■ **What you have to do**
Exactly as written, retype the listing below, omitting the pictures.
--- Start of Record list ---
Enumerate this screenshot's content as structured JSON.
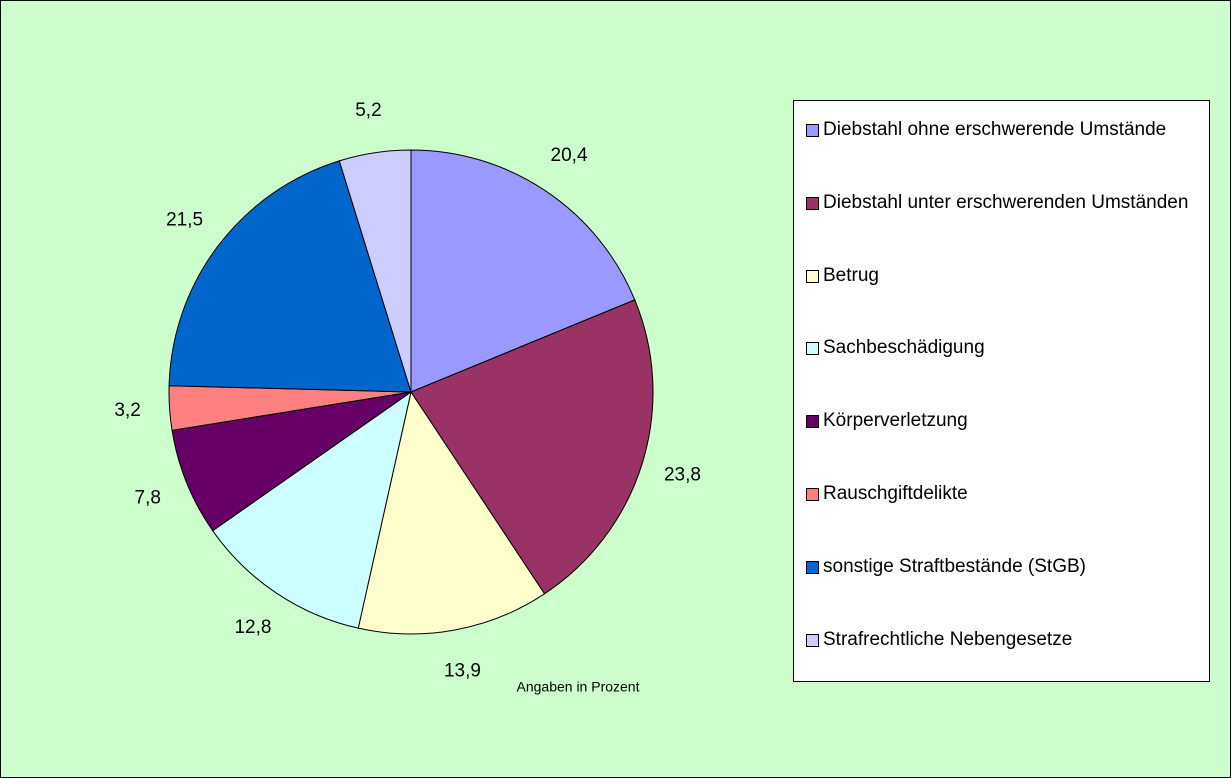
{
  "chart_data": {
    "type": "pie",
    "categories": [
      "Diebstahl ohne erschwerende Umstände",
      "Diebstahl unter erschwerenden Umständen",
      "Betrug",
      "Sachbeschädigung",
      "Körperverletzung",
      "Rauschgiftdelikte",
      "sonstige Straftbestände (StGB)",
      "Strafrechtliche Nebengesetze"
    ],
    "values": [
      20.4,
      23.8,
      13.9,
      12.8,
      7.8,
      3.2,
      21.5,
      5.2
    ],
    "value_labels": [
      "20,4",
      "23,8",
      "13,9",
      "12,8",
      "7,8",
      "3,2",
      "21,5",
      "5,2"
    ],
    "colors": [
      "#9999ff",
      "#993366",
      "#ffffcc",
      "#ccffff",
      "#660066",
      "#ff8080",
      "#0066cc",
      "#ccccff"
    ],
    "annotation": "Angaben in Prozent",
    "legend": "right"
  }
}
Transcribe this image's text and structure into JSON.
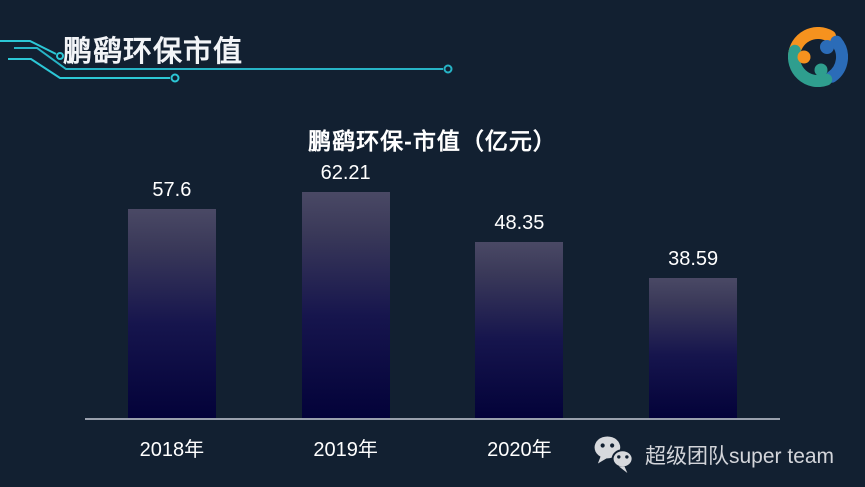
{
  "page": {
    "background_color": "#122031",
    "accent_color": "#2cc7d6"
  },
  "header": {
    "title": "鹏鹞环保市值"
  },
  "logo": {
    "name": "team-swirl-logo",
    "orange": "#f6921e",
    "blue": "#2b6cb8",
    "teal": "#2f9e8e"
  },
  "chart_data": {
    "type": "bar",
    "title": "鹏鹞环保-市值（亿元）",
    "categories": [
      "2018年",
      "2019年",
      "2020年",
      ""
    ],
    "values": [
      57.6,
      62.21,
      48.35,
      38.59
    ],
    "value_labels": [
      "57.6",
      "62.21",
      "48.35",
      "38.59"
    ],
    "xlabel": "",
    "ylabel": "",
    "ylim": [
      0,
      62.21
    ],
    "grid": false,
    "legend": false,
    "bar_color_top": "#4a4965",
    "bar_color_bottom": "#030239",
    "axis_line_color": "#99a0ad",
    "label_color": "#ffffff"
  },
  "watermark": {
    "icon": "wechat-icon",
    "text": "超级团队super team",
    "color": "#d3d5da"
  }
}
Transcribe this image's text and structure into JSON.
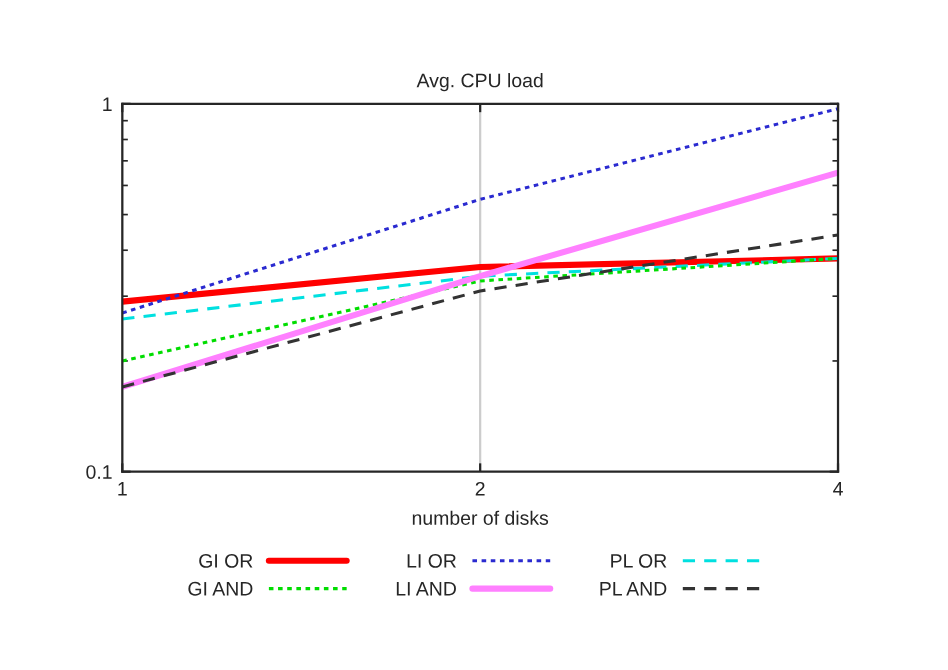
{
  "chart_data": {
    "type": "line",
    "title": "Avg. CPU load",
    "xlabel": "number of disks",
    "x": [
      1,
      2,
      4
    ],
    "log": "xy",
    "xlim": [
      1,
      4
    ],
    "xticks": [
      1,
      2,
      4
    ],
    "ylim": [
      0.1,
      1
    ],
    "yticks": [
      0.1,
      1
    ],
    "grid": "x",
    "legend": "bottom",
    "marker": "none",
    "series": [
      {
        "name": "GI OR",
        "color": "#ff0000",
        "line_style": "solid",
        "values": [
          0.29,
          0.36,
          0.38
        ]
      },
      {
        "name": "LI OR",
        "color": "#2a2ad0",
        "line_style": "dotted",
        "values": [
          0.27,
          0.55,
          0.97
        ]
      },
      {
        "name": "PL OR",
        "color": "#00e0e0",
        "line_style": "dashed",
        "values": [
          0.26,
          0.34,
          0.38
        ]
      },
      {
        "name": "GI AND",
        "color": "#00dd00",
        "line_style": "dotted",
        "values": [
          0.2,
          0.33,
          0.38
        ]
      },
      {
        "name": "LI AND",
        "color": "#ff80ff",
        "line_style": "solid",
        "values": [
          0.17,
          0.34,
          0.65
        ]
      },
      {
        "name": "PL AND",
        "color": "#333333",
        "line_style": "dashed",
        "values": [
          0.17,
          0.31,
          0.44
        ]
      }
    ]
  }
}
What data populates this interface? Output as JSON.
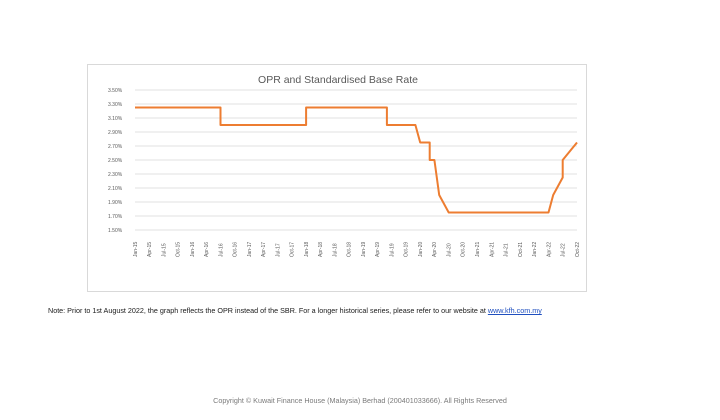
--- End of Record list ---
■ **Result**
Enumerate this screenshot's content as structured JSON.
{
  "chart_data": {
    "type": "pie",
    "categories": [
      "Diebstahl ohne erschwerende Umstände",
      "Diebstahl unter erschwerenden Umständen",
      "Betrug",
      "Sachbeschädigung",
      "Körperverletzung",
      "Rauschgiftdelikte",
      "sonstige Straftbestände (StGB)",
      "Strafrechtliche Nebengesetze"
    ],
    "values": [
      20.4,
      23.8,
      13.9,
      12.8,
      7.8,
      3.2,
      21.5,
      5.2
    ],
    "value_labels": [
      "20,4",
      "23,8",
      "13,9",
      "12,8",
      "7,8",
      "3,2",
      "21,5",
      "5,2"
    ],
    "colors": [
      "#9999ff",
      "#993366",
      "#ffffcc",
      "#ccffff",
      "#660066",
      "#ff8080",
      "#0066cc",
      "#ccccff"
    ],
    "annotation": "Angaben in Prozent",
    "legend": "right"
  }
}
Transcribe this image's text and structure into JSON.
{
  "page": {
    "background_color": "#122031",
    "accent_color": "#2cc7d6"
  },
  "header": {
    "title": "鹏鹞环保市值"
  },
  "logo": {
    "name": "team-swirl-logo",
    "orange": "#f6921e",
    "blue": "#2b6cb8",
    "teal": "#2f9e8e"
  },
  "chart_data": {
    "type": "bar",
    "title": "鹏鹞环保-市值（亿元）",
    "categories": [
      "2018年",
      "2019年",
      "2020年",
      ""
    ],
    "values": [
      57.6,
      62.21,
      48.35,
      38.59
    ],
    "value_labels": [
      "57.6",
      "62.21",
      "48.35",
      "38.59"
    ],
    "xlabel": "",
    "ylabel": "",
    "ylim": [
      0,
      62.21
    ],
    "grid": false,
    "legend": false,
    "bar_color_top": "#4a4965",
    "bar_color_bottom": "#030239",
    "axis_line_color": "#99a0ad",
    "label_color": "#ffffff"
  },
  "watermark": {
    "icon": "wechat-icon",
    "text": "超级团队super team",
    "color": "#d3d5da"
  }
}
Transcribe this image's text and structure into JSON.
{
  "chart_data": {
    "type": "line",
    "title": "Avg. CPU load",
    "xlabel": "number of disks",
    "x": [
      1,
      2,
      4
    ],
    "log": "xy",
    "xlim": [
      1,
      4
    ],
    "xticks": [
      1,
      2,
      4
    ],
    "ylim": [
      0.1,
      1
    ],
    "yticks": [
      0.1,
      1
    ],
    "grid": "x",
    "legend": "bottom",
    "marker": "none",
    "series": [
      {
        "name": "GI OR",
        "color": "#ff0000",
        "line_style": "solid",
        "values": [
          0.29,
          0.36,
          0.38
        ]
      },
      {
        "name": "LI OR",
        "color": "#2a2ad0",
        "line_style": "dotted",
        "values": [
          0.27,
          0.55,
          0.97
        ]
      },
      {
        "name": "PL OR",
        "color": "#00e0e0",
        "line_style": "dashed",
        "values": [
          0.26,
          0.34,
          0.38
        ]
      },
      {
        "name": "GI AND",
        "color": "#00dd00",
        "line_style": "dotted",
        "values": [
          0.2,
          0.33,
          0.38
        ]
      },
      {
        "name": "LI AND",
        "color": "#ff80ff",
        "line_style": "solid",
        "values": [
          0.17,
          0.34,
          0.65
        ]
      },
      {
        "name": "PL AND",
        "color": "#333333",
        "line_style": "dashed",
        "values": [
          0.17,
          0.31,
          0.44
        ]
      }
    ]
  }
}
What data populates this interface? Output as JSON.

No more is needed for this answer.